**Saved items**

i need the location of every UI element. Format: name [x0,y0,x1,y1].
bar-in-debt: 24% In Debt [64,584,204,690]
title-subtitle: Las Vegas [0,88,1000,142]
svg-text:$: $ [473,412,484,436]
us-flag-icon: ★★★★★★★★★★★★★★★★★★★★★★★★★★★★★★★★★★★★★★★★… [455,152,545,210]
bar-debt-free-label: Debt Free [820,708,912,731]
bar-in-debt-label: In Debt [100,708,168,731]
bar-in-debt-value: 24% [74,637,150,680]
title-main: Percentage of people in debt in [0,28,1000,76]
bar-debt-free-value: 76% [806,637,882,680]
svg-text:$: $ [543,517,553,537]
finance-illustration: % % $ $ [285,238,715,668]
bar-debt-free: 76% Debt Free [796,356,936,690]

**Goal**
Copy out every item above, line for line, with no changes.

**Result**
i need the location of every UI element. Format: name [x0,y0,x1,y1].
bar-in-debt: 24% In Debt [64,584,204,690]
title-subtitle: Las Vegas [0,88,1000,142]
svg-text:$: $ [473,412,484,436]
us-flag-icon: ★★★★★★★★★★★★★★★★★★★★★★★★★★★★★★★★★★★★★★★★… [455,152,545,210]
bar-debt-free-label: Debt Free [820,708,912,731]
bar-in-debt-label: In Debt [100,708,168,731]
bar-in-debt-value: 24% [74,637,150,680]
title-main: Percentage of people in debt in [0,28,1000,76]
bar-debt-free-value: 76% [806,637,882,680]
svg-text:$: $ [543,517,553,537]
finance-illustration: % % $ $ [285,238,715,668]
bar-debt-free: 76% Debt Free [796,356,936,690]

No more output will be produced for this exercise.